» **TASK BRIEF**
Skip the pictures. Transcribe the rest of the data below without changing a word.

» **DATA LINES**
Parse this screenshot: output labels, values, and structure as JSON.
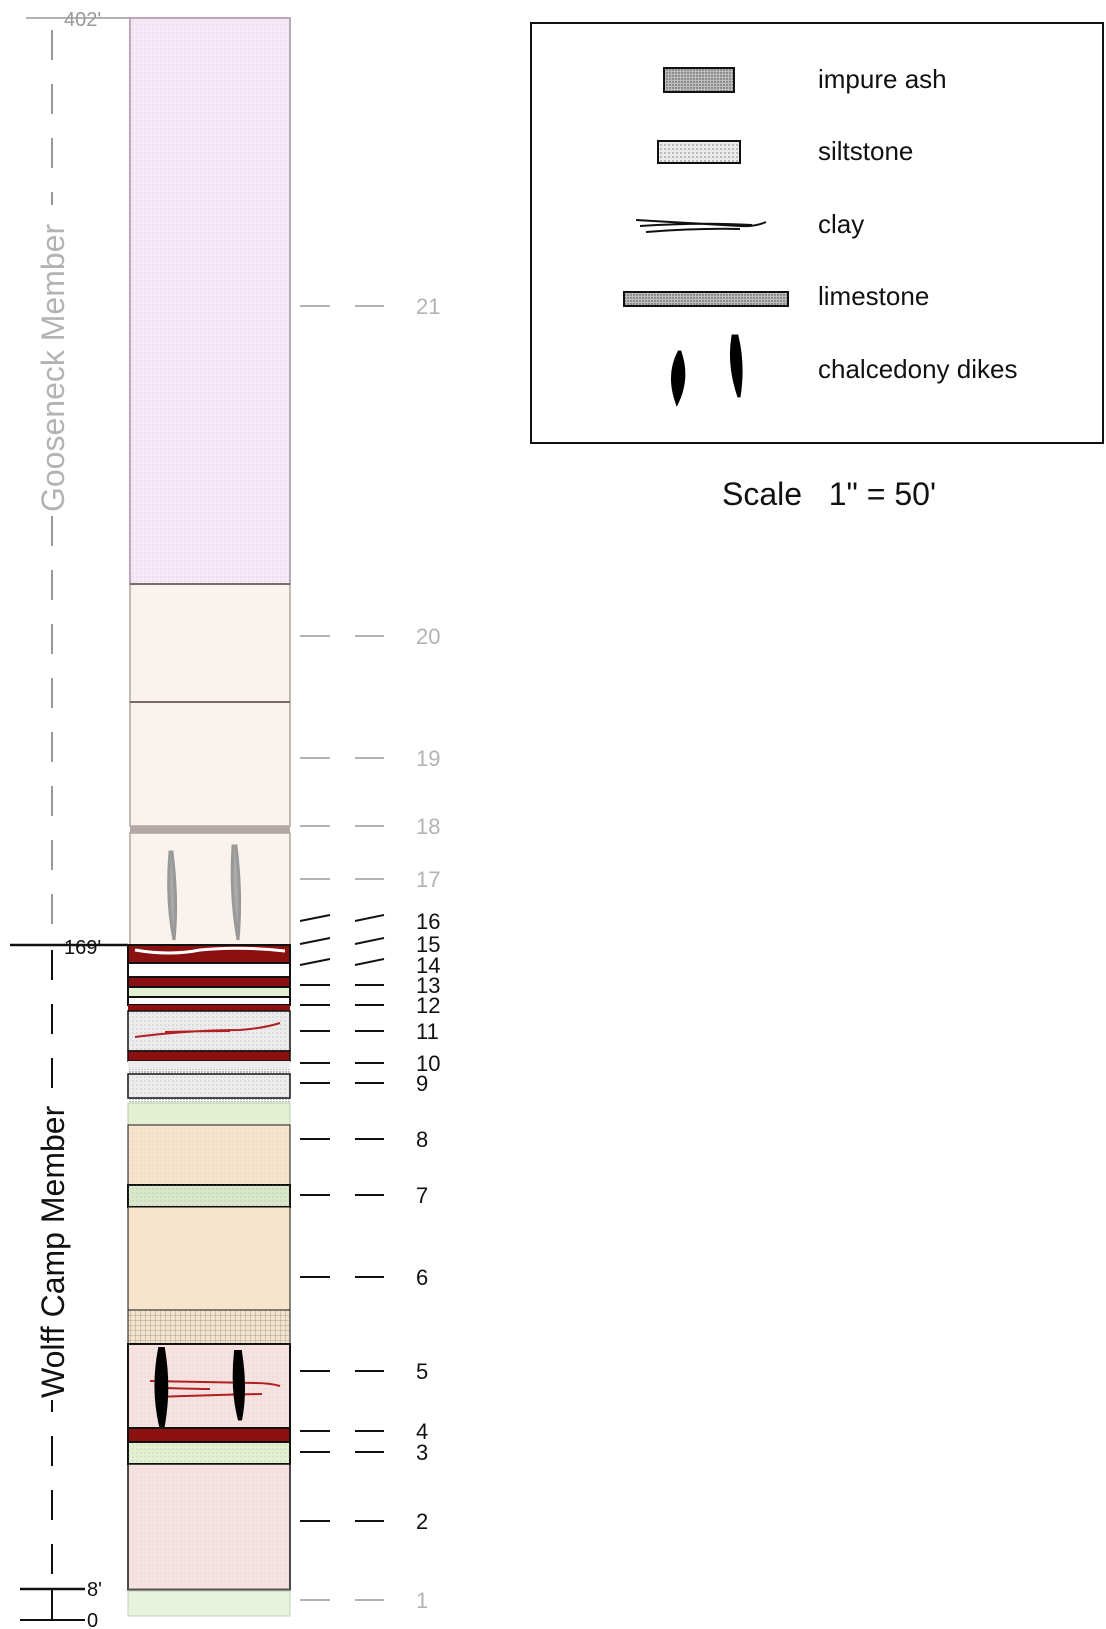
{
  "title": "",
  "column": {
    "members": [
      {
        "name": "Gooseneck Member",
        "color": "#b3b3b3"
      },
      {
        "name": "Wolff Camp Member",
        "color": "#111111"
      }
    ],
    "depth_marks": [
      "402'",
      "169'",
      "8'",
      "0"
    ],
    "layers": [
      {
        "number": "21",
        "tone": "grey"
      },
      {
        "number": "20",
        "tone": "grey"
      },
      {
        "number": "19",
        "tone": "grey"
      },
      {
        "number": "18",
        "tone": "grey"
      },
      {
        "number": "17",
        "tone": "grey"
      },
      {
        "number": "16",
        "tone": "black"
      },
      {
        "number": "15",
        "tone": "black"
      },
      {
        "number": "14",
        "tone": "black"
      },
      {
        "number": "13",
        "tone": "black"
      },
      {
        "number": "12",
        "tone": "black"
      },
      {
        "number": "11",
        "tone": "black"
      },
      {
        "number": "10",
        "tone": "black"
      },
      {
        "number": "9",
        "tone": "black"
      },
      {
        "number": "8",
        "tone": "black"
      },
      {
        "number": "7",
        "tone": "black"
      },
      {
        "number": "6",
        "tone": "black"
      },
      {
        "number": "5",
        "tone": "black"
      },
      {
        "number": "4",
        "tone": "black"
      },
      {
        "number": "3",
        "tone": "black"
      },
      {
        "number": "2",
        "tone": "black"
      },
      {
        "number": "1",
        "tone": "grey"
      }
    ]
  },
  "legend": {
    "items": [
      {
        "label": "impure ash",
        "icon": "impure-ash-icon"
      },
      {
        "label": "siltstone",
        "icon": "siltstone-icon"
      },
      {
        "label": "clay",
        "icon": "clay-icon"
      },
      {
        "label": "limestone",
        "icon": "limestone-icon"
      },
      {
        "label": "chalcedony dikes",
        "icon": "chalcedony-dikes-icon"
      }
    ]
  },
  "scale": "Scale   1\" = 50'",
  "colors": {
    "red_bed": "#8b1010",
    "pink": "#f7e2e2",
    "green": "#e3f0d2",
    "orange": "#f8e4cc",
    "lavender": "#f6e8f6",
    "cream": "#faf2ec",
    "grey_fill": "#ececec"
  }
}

» **TASK RESULT**
Parse this screenshot: output labels, values, and structure as JSON.
{
  "title": "",
  "column": {
    "members": [
      {
        "name": "Gooseneck Member",
        "color": "#b3b3b3"
      },
      {
        "name": "Wolff Camp Member",
        "color": "#111111"
      }
    ],
    "depth_marks": [
      "402'",
      "169'",
      "8'",
      "0"
    ],
    "layers": [
      {
        "number": "21",
        "tone": "grey"
      },
      {
        "number": "20",
        "tone": "grey"
      },
      {
        "number": "19",
        "tone": "grey"
      },
      {
        "number": "18",
        "tone": "grey"
      },
      {
        "number": "17",
        "tone": "grey"
      },
      {
        "number": "16",
        "tone": "black"
      },
      {
        "number": "15",
        "tone": "black"
      },
      {
        "number": "14",
        "tone": "black"
      },
      {
        "number": "13",
        "tone": "black"
      },
      {
        "number": "12",
        "tone": "black"
      },
      {
        "number": "11",
        "tone": "black"
      },
      {
        "number": "10",
        "tone": "black"
      },
      {
        "number": "9",
        "tone": "black"
      },
      {
        "number": "8",
        "tone": "black"
      },
      {
        "number": "7",
        "tone": "black"
      },
      {
        "number": "6",
        "tone": "black"
      },
      {
        "number": "5",
        "tone": "black"
      },
      {
        "number": "4",
        "tone": "black"
      },
      {
        "number": "3",
        "tone": "black"
      },
      {
        "number": "2",
        "tone": "black"
      },
      {
        "number": "1",
        "tone": "grey"
      }
    ]
  },
  "legend": {
    "items": [
      {
        "label": "impure ash",
        "icon": "impure-ash-icon"
      },
      {
        "label": "siltstone",
        "icon": "siltstone-icon"
      },
      {
        "label": "clay",
        "icon": "clay-icon"
      },
      {
        "label": "limestone",
        "icon": "limestone-icon"
      },
      {
        "label": "chalcedony dikes",
        "icon": "chalcedony-dikes-icon"
      }
    ]
  },
  "scale": "Scale   1\" = 50'",
  "colors": {
    "red_bed": "#8b1010",
    "pink": "#f7e2e2",
    "green": "#e3f0d2",
    "orange": "#f8e4cc",
    "lavender": "#f6e8f6",
    "cream": "#faf2ec",
    "grey_fill": "#ececec"
  }
}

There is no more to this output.